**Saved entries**
::::::::

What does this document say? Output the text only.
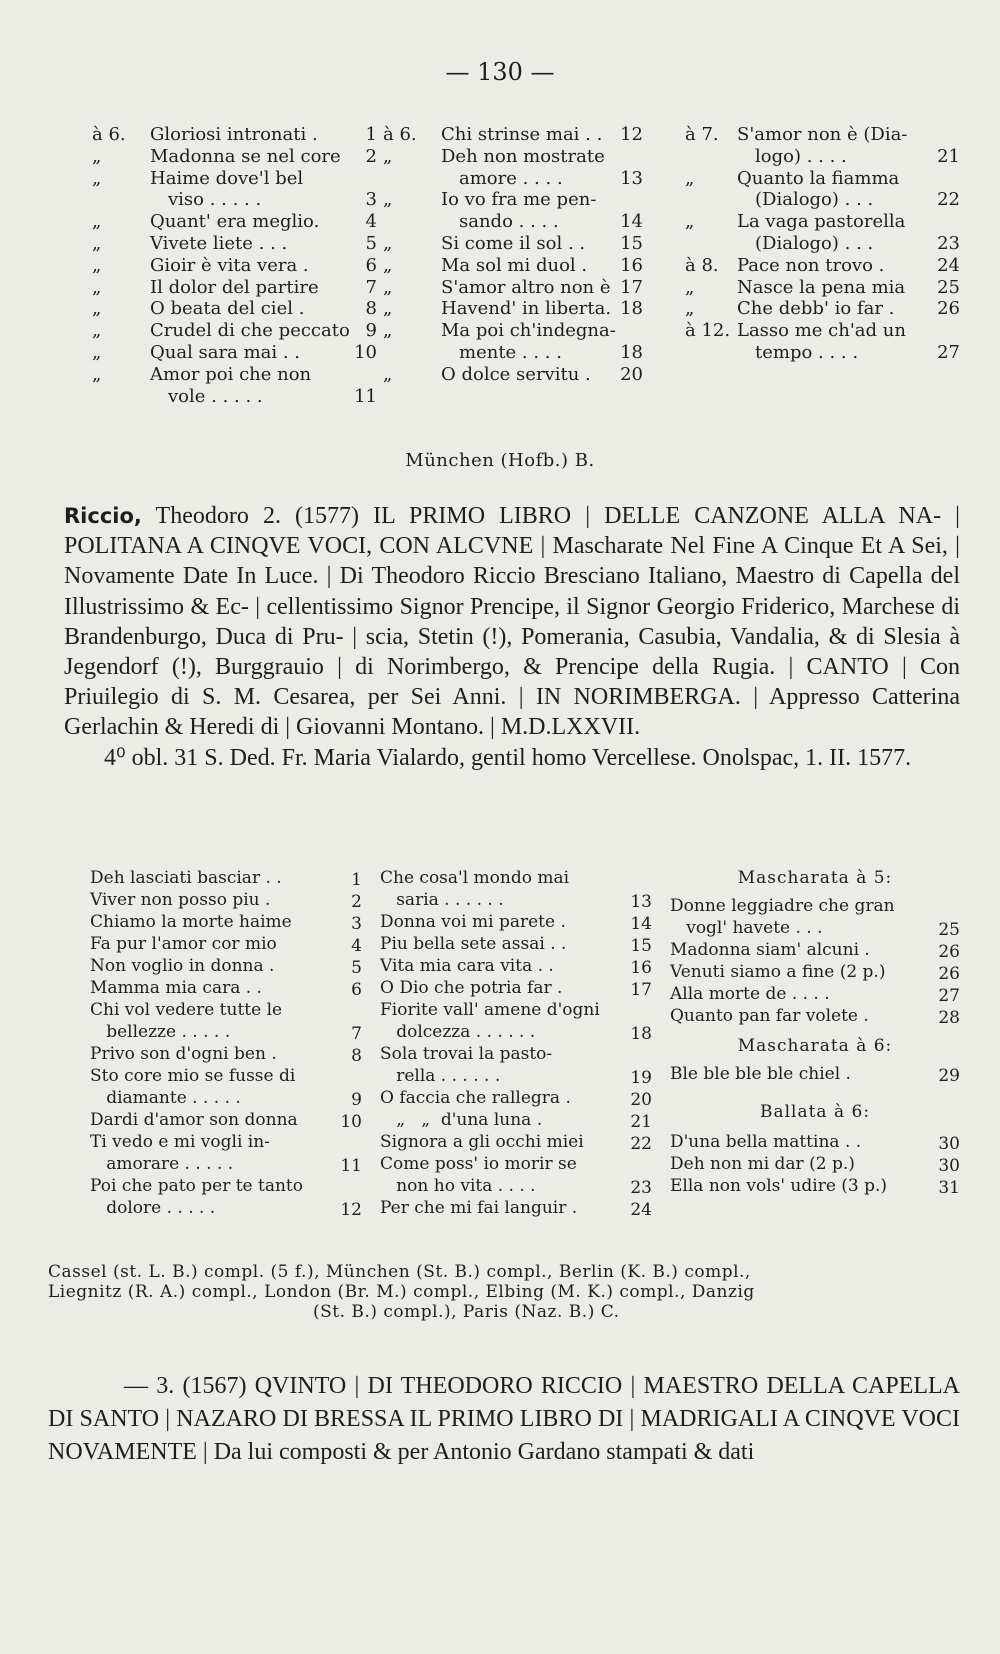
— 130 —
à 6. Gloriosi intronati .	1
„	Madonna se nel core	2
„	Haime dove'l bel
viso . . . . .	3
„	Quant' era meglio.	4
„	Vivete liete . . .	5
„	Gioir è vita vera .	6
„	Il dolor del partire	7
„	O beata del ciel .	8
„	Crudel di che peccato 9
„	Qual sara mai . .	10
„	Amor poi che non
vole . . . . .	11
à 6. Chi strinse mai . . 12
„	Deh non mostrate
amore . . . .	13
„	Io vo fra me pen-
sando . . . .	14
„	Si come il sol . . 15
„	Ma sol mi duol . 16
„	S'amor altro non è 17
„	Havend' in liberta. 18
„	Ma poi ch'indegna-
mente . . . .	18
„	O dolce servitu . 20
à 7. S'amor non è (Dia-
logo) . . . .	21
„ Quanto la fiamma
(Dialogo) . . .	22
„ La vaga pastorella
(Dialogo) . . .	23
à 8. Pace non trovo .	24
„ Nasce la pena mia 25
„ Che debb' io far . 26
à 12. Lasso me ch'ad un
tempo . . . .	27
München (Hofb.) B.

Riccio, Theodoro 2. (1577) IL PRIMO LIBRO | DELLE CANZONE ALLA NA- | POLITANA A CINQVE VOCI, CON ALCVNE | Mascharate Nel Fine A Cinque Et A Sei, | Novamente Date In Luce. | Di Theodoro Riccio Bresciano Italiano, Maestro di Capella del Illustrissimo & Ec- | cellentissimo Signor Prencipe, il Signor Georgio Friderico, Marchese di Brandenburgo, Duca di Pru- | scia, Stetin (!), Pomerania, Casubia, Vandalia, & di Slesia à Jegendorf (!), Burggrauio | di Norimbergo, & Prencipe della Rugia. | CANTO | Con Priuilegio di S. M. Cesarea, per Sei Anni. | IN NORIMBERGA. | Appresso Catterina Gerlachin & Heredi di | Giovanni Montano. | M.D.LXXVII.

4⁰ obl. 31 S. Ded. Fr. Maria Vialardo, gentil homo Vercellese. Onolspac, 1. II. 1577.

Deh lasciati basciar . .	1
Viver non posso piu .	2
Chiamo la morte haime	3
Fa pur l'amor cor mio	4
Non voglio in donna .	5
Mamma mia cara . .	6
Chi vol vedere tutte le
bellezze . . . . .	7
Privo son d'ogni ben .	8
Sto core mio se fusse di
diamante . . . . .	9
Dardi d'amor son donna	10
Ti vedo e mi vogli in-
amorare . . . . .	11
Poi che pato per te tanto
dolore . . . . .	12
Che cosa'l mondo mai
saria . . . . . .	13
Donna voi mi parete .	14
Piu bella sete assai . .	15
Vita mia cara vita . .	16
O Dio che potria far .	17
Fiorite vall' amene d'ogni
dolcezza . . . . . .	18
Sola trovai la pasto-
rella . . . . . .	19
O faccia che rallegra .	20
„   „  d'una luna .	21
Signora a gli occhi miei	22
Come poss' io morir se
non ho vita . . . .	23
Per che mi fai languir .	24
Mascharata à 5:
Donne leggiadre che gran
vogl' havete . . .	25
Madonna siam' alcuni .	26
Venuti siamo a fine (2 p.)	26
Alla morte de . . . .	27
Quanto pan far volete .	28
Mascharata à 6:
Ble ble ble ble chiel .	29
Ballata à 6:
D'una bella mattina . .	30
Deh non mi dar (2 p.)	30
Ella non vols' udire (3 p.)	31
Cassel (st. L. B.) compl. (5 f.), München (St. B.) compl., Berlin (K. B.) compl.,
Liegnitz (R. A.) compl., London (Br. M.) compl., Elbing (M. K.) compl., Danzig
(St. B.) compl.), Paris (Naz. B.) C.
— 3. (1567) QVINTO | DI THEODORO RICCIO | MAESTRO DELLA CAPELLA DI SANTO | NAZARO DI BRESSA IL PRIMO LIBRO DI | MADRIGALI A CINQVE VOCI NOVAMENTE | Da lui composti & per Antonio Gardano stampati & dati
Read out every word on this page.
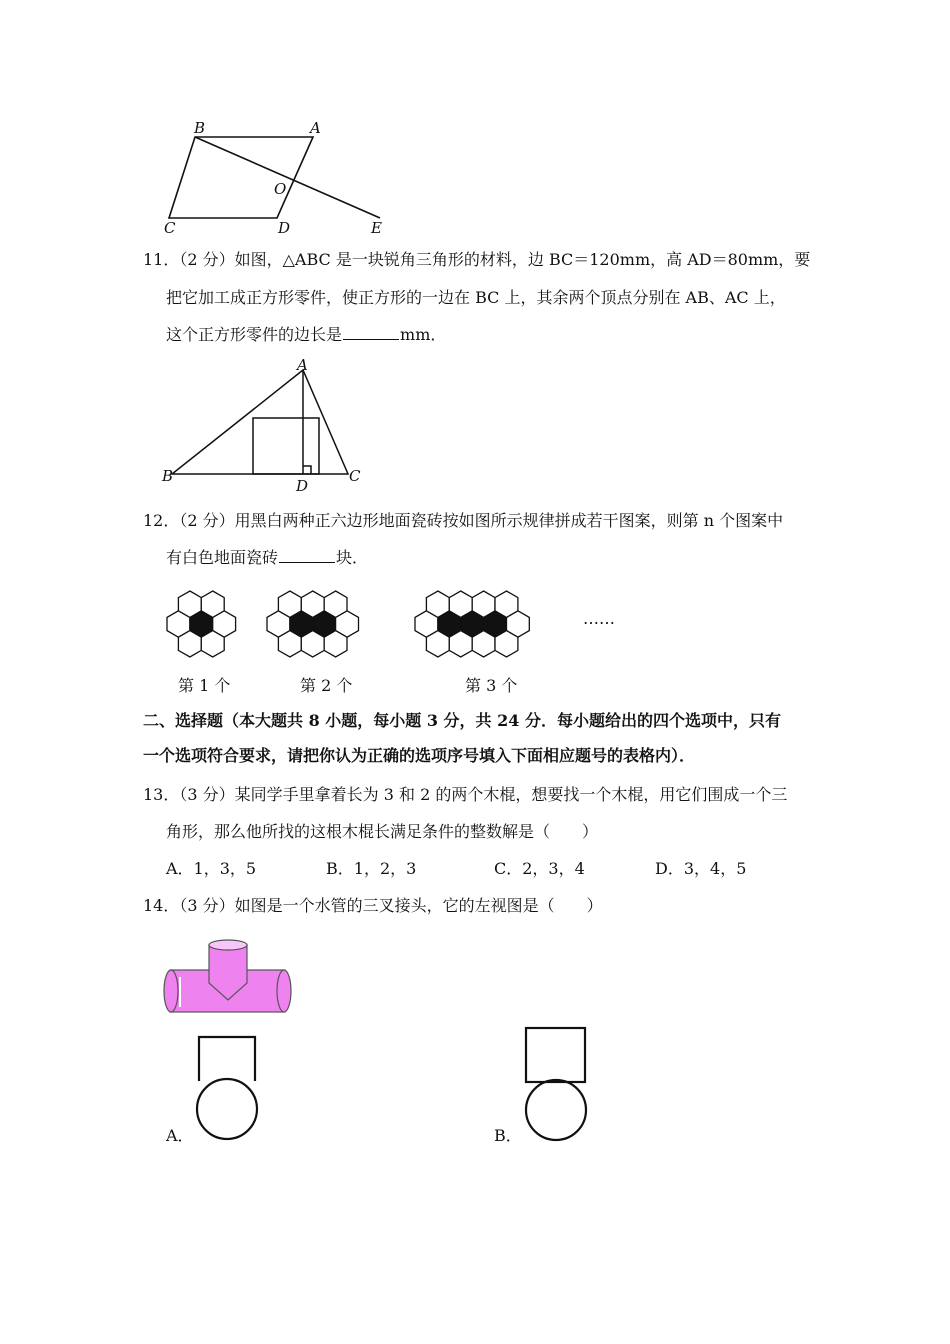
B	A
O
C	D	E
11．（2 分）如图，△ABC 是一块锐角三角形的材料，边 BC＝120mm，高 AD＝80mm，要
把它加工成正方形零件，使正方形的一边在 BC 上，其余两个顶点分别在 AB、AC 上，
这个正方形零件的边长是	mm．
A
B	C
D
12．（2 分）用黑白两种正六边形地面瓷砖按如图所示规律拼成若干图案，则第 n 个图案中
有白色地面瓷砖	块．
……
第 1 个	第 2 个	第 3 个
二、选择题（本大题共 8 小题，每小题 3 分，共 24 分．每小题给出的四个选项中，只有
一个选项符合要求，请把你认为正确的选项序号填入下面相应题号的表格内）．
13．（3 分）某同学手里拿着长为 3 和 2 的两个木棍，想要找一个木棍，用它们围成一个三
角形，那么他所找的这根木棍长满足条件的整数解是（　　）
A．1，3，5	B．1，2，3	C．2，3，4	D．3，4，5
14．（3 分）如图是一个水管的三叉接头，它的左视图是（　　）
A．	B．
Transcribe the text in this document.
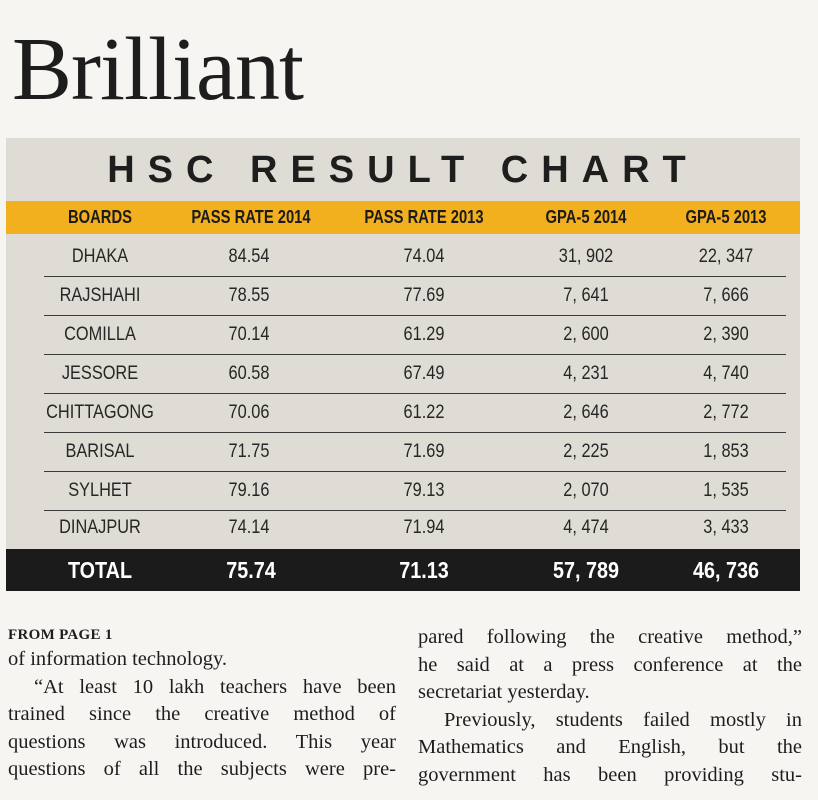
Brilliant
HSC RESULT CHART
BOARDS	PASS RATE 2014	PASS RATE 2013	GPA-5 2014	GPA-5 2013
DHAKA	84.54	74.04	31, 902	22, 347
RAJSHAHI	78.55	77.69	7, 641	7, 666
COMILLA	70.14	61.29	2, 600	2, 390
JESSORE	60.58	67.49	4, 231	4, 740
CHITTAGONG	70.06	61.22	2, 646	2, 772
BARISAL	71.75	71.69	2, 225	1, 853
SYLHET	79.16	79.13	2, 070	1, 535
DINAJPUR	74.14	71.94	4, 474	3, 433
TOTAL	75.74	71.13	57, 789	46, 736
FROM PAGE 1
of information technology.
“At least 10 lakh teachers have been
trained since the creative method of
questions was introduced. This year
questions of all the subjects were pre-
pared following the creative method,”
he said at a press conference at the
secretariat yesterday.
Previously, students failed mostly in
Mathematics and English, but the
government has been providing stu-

::::::::

**WORK TO COMPLETE**
Return each line where "questions" shows up.

**FINAL ANSWER**
questions was introduced. This year
questions of all the subjects were pre-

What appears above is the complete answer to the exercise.